Restate the data below word for word. Skip any images it contains.

====== Record set ======

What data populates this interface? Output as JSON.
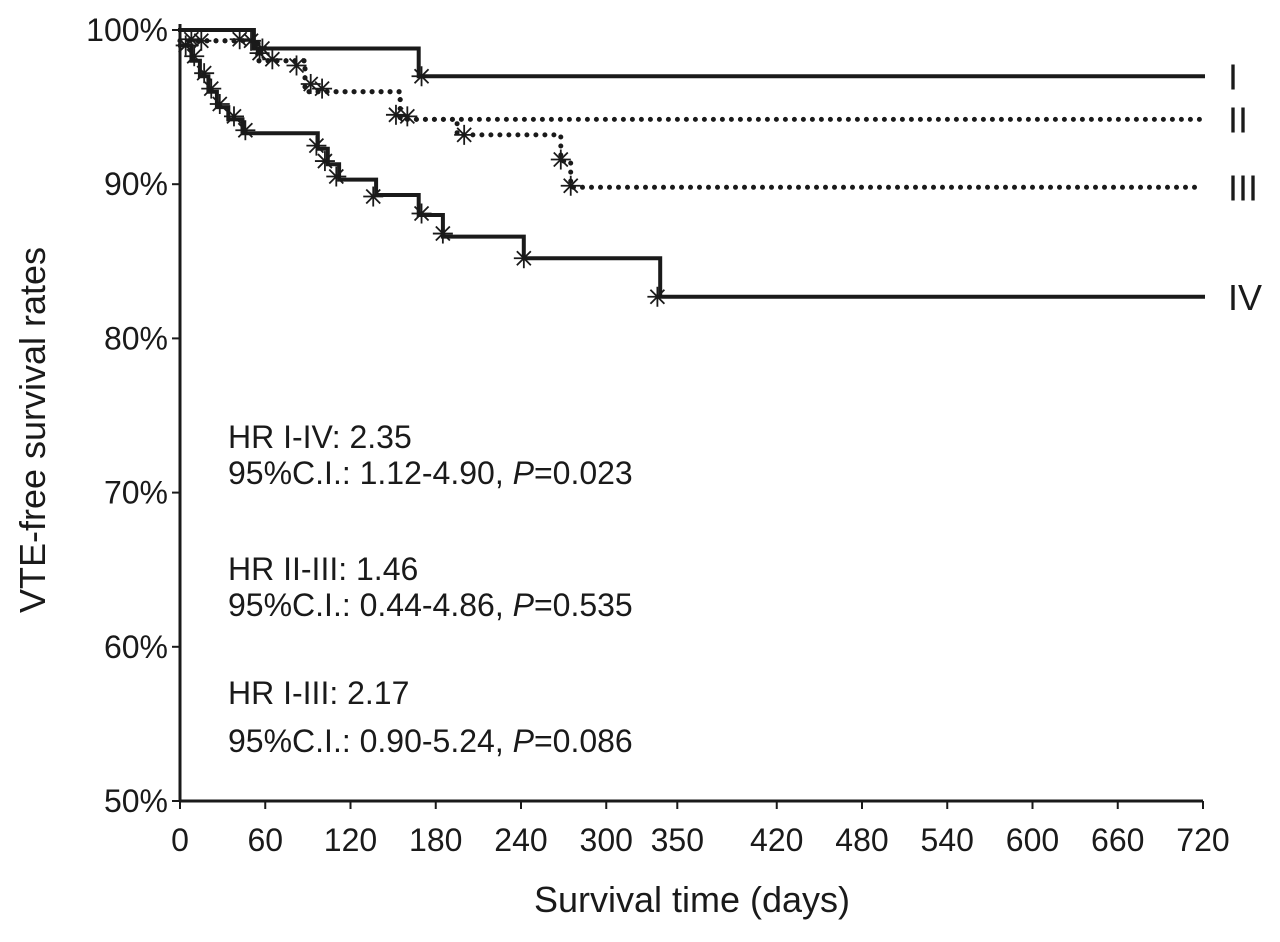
{
  "chart_data": {
    "type": "line",
    "step": true,
    "title": "",
    "xlabel": "Survival time (days)",
    "ylabel": "VTE-free survival rates",
    "xlim": [
      0,
      720
    ],
    "ylim": [
      50,
      100
    ],
    "x_ticks": [
      0,
      60,
      120,
      180,
      240,
      300,
      350,
      420,
      480,
      540,
      600,
      660,
      720
    ],
    "x_tick_labels": [
      "0",
      "60",
      "120",
      "180",
      "240",
      "300",
      "350",
      "420",
      "480",
      "540",
      "600",
      "660",
      "720"
    ],
    "y_ticks": [
      50,
      60,
      70,
      80,
      90,
      100
    ],
    "y_tick_labels": [
      "50%",
      "60%",
      "70%",
      "80%",
      "90%",
      "100%"
    ],
    "grid": false,
    "legend": "none",
    "series": [
      {
        "name": "I",
        "style": "solid",
        "steps": [
          [
            0,
            100
          ],
          [
            52,
            100
          ],
          [
            52,
            98.8
          ],
          [
            168,
            98.8
          ],
          [
            168,
            97
          ],
          [
            720,
            97
          ]
        ],
        "censored": [
          [
            58,
            98.8
          ],
          [
            170,
            97
          ]
        ]
      },
      {
        "name": "II",
        "style": "dotted",
        "steps": [
          [
            0,
            99.3
          ],
          [
            55,
            99.3
          ],
          [
            55,
            98
          ],
          [
            88,
            98
          ],
          [
            88,
            96
          ],
          [
            155,
            96
          ],
          [
            155,
            94.2
          ],
          [
            720,
            94.2
          ]
        ],
        "censored": [
          [
            8,
            99.4
          ],
          [
            15,
            99.3
          ],
          [
            42,
            99.4
          ],
          [
            50,
            99.3
          ],
          [
            56,
            98.5
          ],
          [
            65,
            98.1
          ],
          [
            82,
            97.7
          ],
          [
            92,
            96.5
          ],
          [
            100,
            96.2
          ],
          [
            152,
            94.5
          ],
          [
            160,
            94.4
          ]
        ]
      },
      {
        "name": "III",
        "style": "dotted",
        "steps": [
          [
            0,
            99.3
          ],
          [
            55,
            99.3
          ],
          [
            55,
            98
          ],
          [
            88,
            98
          ],
          [
            88,
            96
          ],
          [
            155,
            96
          ],
          [
            155,
            94.2
          ],
          [
            195,
            94.2
          ],
          [
            195,
            93.2
          ],
          [
            268,
            93.2
          ],
          [
            268,
            91.5
          ],
          [
            275,
            91.5
          ],
          [
            275,
            89.8
          ],
          [
            720,
            89.8
          ]
        ],
        "censored": [
          [
            200,
            93.2
          ],
          [
            268,
            91.6
          ],
          [
            275,
            89.9
          ]
        ]
      },
      {
        "name": "IV",
        "style": "solid",
        "steps": [
          [
            0,
            99
          ],
          [
            8,
            99
          ],
          [
            8,
            98
          ],
          [
            14,
            98
          ],
          [
            14,
            97
          ],
          [
            20,
            97
          ],
          [
            20,
            96
          ],
          [
            26,
            96
          ],
          [
            26,
            95
          ],
          [
            34,
            95
          ],
          [
            34,
            94.2
          ],
          [
            44,
            94.2
          ],
          [
            44,
            93.3
          ],
          [
            97,
            93.3
          ],
          [
            97,
            92.3
          ],
          [
            104,
            92.3
          ],
          [
            104,
            91.3
          ],
          [
            112,
            91.3
          ],
          [
            112,
            90.3
          ],
          [
            138,
            90.3
          ],
          [
            138,
            89.3
          ],
          [
            168,
            89.3
          ],
          [
            168,
            88
          ],
          [
            185,
            88
          ],
          [
            185,
            86.6
          ],
          [
            242,
            86.6
          ],
          [
            242,
            85.2
          ],
          [
            338,
            85.2
          ],
          [
            338,
            82.7
          ],
          [
            720,
            82.7
          ]
        ],
        "censored": [
          [
            4,
            99
          ],
          [
            10,
            98.3
          ],
          [
            17,
            97.2
          ],
          [
            22,
            96.2
          ],
          [
            28,
            95.2
          ],
          [
            38,
            94.4
          ],
          [
            46,
            93.5
          ],
          [
            96,
            92.5
          ],
          [
            102,
            91.5
          ],
          [
            110,
            90.5
          ],
          [
            136,
            89.2
          ],
          [
            170,
            88.1
          ],
          [
            185,
            86.8
          ],
          [
            242,
            85.2
          ],
          [
            336,
            82.7
          ]
        ]
      }
    ],
    "annotations": [
      {
        "lines": [
          "HR I-IV: 2.35",
          "95%C.I.: 1.12-4.90, P=0.023"
        ]
      },
      {
        "lines": [
          "HR II-III: 1.46",
          "95%C.I.: 0.44-4.86, P=0.535"
        ]
      },
      {
        "lines": [
          "HR I-III: 2.17",
          "95%C.I.: 0.90-5.24, P=0.086"
        ]
      }
    ]
  }
}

======

▶ _Response to this exercise_:
What data populates this interface? Output as JSON.
{
  "chart_data": {
    "type": "line",
    "step": true,
    "title": "",
    "xlabel": "Survival time (days)",
    "ylabel": "VTE-free survival rates",
    "xlim": [
      0,
      720
    ],
    "ylim": [
      50,
      100
    ],
    "x_ticks": [
      0,
      60,
      120,
      180,
      240,
      300,
      350,
      420,
      480,
      540,
      600,
      660,
      720
    ],
    "x_tick_labels": [
      "0",
      "60",
      "120",
      "180",
      "240",
      "300",
      "350",
      "420",
      "480",
      "540",
      "600",
      "660",
      "720"
    ],
    "y_ticks": [
      50,
      60,
      70,
      80,
      90,
      100
    ],
    "y_tick_labels": [
      "50%",
      "60%",
      "70%",
      "80%",
      "90%",
      "100%"
    ],
    "grid": false,
    "legend": "none",
    "series": [
      {
        "name": "I",
        "style": "solid",
        "steps": [
          [
            0,
            100
          ],
          [
            52,
            100
          ],
          [
            52,
            98.8
          ],
          [
            168,
            98.8
          ],
          [
            168,
            97
          ],
          [
            720,
            97
          ]
        ],
        "censored": [
          [
            58,
            98.8
          ],
          [
            170,
            97
          ]
        ]
      },
      {
        "name": "II",
        "style": "dotted",
        "steps": [
          [
            0,
            99.3
          ],
          [
            55,
            99.3
          ],
          [
            55,
            98
          ],
          [
            88,
            98
          ],
          [
            88,
            96
          ],
          [
            155,
            96
          ],
          [
            155,
            94.2
          ],
          [
            720,
            94.2
          ]
        ],
        "censored": [
          [
            8,
            99.4
          ],
          [
            15,
            99.3
          ],
          [
            42,
            99.4
          ],
          [
            50,
            99.3
          ],
          [
            56,
            98.5
          ],
          [
            65,
            98.1
          ],
          [
            82,
            97.7
          ],
          [
            92,
            96.5
          ],
          [
            100,
            96.2
          ],
          [
            152,
            94.5
          ],
          [
            160,
            94.4
          ]
        ]
      },
      {
        "name": "III",
        "style": "dotted",
        "steps": [
          [
            0,
            99.3
          ],
          [
            55,
            99.3
          ],
          [
            55,
            98
          ],
          [
            88,
            98
          ],
          [
            88,
            96
          ],
          [
            155,
            96
          ],
          [
            155,
            94.2
          ],
          [
            195,
            94.2
          ],
          [
            195,
            93.2
          ],
          [
            268,
            93.2
          ],
          [
            268,
            91.5
          ],
          [
            275,
            91.5
          ],
          [
            275,
            89.8
          ],
          [
            720,
            89.8
          ]
        ],
        "censored": [
          [
            200,
            93.2
          ],
          [
            268,
            91.6
          ],
          [
            275,
            89.9
          ]
        ]
      },
      {
        "name": "IV",
        "style": "solid",
        "steps": [
          [
            0,
            99
          ],
          [
            8,
            99
          ],
          [
            8,
            98
          ],
          [
            14,
            98
          ],
          [
            14,
            97
          ],
          [
            20,
            97
          ],
          [
            20,
            96
          ],
          [
            26,
            96
          ],
          [
            26,
            95
          ],
          [
            34,
            95
          ],
          [
            34,
            94.2
          ],
          [
            44,
            94.2
          ],
          [
            44,
            93.3
          ],
          [
            97,
            93.3
          ],
          [
            97,
            92.3
          ],
          [
            104,
            92.3
          ],
          [
            104,
            91.3
          ],
          [
            112,
            91.3
          ],
          [
            112,
            90.3
          ],
          [
            138,
            90.3
          ],
          [
            138,
            89.3
          ],
          [
            168,
            89.3
          ],
          [
            168,
            88
          ],
          [
            185,
            88
          ],
          [
            185,
            86.6
          ],
          [
            242,
            86.6
          ],
          [
            242,
            85.2
          ],
          [
            338,
            85.2
          ],
          [
            338,
            82.7
          ],
          [
            720,
            82.7
          ]
        ],
        "censored": [
          [
            4,
            99
          ],
          [
            10,
            98.3
          ],
          [
            17,
            97.2
          ],
          [
            22,
            96.2
          ],
          [
            28,
            95.2
          ],
          [
            38,
            94.4
          ],
          [
            46,
            93.5
          ],
          [
            96,
            92.5
          ],
          [
            102,
            91.5
          ],
          [
            110,
            90.5
          ],
          [
            136,
            89.2
          ],
          [
            170,
            88.1
          ],
          [
            185,
            86.8
          ],
          [
            242,
            85.2
          ],
          [
            336,
            82.7
          ]
        ]
      }
    ],
    "annotations": [
      {
        "lines": [
          "HR I-IV: 2.35",
          "95%C.I.: 1.12-4.90, P=0.023"
        ]
      },
      {
        "lines": [
          "HR II-III: 1.46",
          "95%C.I.: 0.44-4.86, P=0.535"
        ]
      },
      {
        "lines": [
          "HR I-III: 2.17",
          "95%C.I.: 0.90-5.24, P=0.086"
        ]
      }
    ]
  }
}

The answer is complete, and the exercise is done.